Data records
▼

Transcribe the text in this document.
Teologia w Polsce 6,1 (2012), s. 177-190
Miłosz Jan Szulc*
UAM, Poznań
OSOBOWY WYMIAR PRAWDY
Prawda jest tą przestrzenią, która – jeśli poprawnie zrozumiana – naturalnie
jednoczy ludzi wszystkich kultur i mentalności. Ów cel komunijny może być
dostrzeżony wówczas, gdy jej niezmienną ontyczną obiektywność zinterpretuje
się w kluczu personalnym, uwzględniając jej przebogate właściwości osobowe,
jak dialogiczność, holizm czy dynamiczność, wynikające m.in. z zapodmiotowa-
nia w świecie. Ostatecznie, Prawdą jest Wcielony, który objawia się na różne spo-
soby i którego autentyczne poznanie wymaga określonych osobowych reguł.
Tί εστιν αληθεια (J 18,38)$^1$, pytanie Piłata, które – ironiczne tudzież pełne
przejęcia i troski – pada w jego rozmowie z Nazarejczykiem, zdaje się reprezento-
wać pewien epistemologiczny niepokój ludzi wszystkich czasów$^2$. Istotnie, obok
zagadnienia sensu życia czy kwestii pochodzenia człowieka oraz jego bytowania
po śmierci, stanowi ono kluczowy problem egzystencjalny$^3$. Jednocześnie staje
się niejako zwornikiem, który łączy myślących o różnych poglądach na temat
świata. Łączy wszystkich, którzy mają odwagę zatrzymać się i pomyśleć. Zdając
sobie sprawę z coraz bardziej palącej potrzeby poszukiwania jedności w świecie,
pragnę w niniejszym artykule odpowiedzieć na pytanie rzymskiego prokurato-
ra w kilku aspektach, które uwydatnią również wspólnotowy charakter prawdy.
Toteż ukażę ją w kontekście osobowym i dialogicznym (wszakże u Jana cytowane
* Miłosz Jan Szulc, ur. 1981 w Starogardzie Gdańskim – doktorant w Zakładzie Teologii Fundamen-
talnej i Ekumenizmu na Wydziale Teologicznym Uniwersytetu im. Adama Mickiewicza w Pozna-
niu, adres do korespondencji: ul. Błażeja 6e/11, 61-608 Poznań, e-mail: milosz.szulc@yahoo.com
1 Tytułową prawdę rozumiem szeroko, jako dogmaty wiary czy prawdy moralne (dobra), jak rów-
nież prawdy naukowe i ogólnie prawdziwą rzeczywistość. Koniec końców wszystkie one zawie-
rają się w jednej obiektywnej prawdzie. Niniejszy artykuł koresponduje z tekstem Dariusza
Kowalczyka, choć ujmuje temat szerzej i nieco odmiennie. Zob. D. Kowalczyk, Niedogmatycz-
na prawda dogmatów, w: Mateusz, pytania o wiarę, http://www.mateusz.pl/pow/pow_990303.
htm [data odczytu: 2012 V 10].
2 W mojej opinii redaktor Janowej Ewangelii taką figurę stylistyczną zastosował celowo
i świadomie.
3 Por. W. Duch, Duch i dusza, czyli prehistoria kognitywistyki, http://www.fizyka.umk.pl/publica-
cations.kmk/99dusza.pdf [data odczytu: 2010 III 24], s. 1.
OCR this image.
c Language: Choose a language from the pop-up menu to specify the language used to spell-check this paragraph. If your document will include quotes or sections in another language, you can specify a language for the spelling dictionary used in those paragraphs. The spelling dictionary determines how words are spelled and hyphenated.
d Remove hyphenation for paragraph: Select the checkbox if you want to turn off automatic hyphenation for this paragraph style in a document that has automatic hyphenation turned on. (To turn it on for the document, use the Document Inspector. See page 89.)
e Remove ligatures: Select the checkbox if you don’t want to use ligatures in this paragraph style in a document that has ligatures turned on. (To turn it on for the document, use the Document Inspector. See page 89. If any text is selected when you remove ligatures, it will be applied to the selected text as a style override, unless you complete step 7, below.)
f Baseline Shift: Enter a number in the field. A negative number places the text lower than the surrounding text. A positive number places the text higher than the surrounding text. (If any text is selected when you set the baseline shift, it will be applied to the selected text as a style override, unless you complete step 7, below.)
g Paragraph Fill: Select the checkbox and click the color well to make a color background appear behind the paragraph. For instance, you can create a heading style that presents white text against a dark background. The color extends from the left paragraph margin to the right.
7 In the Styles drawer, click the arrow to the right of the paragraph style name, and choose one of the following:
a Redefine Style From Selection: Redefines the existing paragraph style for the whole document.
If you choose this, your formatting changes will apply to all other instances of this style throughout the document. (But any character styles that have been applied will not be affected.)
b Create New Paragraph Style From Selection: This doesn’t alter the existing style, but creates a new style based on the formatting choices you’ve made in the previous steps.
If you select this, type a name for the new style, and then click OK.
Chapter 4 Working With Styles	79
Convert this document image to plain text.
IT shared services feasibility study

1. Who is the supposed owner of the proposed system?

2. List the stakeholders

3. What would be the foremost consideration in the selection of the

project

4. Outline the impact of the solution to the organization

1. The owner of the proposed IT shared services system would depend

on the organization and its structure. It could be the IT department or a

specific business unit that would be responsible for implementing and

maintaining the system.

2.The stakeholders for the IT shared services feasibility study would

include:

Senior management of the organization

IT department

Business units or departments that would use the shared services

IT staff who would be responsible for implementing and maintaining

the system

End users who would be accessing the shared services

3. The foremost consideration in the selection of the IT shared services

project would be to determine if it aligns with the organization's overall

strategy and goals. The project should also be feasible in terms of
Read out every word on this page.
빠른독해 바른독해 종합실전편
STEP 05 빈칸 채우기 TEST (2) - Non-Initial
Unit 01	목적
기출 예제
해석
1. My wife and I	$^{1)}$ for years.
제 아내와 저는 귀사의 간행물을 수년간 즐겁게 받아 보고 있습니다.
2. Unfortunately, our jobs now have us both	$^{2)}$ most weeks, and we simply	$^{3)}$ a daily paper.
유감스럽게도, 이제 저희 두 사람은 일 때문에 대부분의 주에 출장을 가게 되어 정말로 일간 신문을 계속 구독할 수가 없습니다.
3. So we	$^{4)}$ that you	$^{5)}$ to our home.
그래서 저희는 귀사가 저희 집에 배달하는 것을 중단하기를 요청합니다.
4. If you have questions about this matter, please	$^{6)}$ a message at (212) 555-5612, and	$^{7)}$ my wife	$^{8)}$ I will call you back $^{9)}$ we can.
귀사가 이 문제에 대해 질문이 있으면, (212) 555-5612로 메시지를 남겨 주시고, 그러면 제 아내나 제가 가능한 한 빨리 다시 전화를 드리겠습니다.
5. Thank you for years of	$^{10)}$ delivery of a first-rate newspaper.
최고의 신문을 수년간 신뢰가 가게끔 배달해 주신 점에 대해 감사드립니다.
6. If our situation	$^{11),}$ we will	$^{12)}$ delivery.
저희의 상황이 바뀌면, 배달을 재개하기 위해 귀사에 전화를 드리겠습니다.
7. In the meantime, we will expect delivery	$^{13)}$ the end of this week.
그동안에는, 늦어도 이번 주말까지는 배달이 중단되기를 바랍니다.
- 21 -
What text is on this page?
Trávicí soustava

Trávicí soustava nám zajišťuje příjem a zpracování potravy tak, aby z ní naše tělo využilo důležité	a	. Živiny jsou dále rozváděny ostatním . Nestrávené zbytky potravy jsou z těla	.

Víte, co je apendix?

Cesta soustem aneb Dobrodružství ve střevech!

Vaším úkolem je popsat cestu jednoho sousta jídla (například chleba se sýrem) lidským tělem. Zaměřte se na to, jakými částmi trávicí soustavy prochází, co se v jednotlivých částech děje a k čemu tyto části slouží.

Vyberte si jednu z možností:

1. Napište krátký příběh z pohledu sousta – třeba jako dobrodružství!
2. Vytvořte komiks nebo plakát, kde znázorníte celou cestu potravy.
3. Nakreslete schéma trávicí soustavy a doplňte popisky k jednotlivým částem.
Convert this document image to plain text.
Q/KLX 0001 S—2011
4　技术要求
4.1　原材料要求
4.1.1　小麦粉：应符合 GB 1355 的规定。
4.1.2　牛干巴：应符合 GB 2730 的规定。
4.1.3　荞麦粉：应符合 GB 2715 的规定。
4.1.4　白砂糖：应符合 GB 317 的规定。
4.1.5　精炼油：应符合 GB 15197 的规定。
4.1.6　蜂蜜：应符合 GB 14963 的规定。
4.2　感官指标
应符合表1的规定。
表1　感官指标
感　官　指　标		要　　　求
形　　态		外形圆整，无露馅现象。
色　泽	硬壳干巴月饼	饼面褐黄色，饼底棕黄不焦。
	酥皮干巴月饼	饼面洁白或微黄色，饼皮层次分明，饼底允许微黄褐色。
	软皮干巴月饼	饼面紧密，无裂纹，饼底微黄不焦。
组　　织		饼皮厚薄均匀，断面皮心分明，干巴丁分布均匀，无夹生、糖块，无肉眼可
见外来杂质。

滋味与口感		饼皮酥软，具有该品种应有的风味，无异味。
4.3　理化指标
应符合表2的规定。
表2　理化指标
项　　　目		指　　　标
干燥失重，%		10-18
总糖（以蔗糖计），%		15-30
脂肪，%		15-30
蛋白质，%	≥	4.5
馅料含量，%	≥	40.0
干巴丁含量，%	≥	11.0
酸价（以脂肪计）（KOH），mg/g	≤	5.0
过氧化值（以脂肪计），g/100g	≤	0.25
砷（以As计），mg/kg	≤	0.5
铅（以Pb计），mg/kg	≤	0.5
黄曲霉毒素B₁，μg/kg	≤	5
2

▲

-- Task brief --
Search the data above for lines holding "years" and copy each of them.

-- The completed task --
1. My wife and I	$^{1)}$ for years.
5. Thank you for years of	$^{10)}$ delivery of a first-rate newspaper.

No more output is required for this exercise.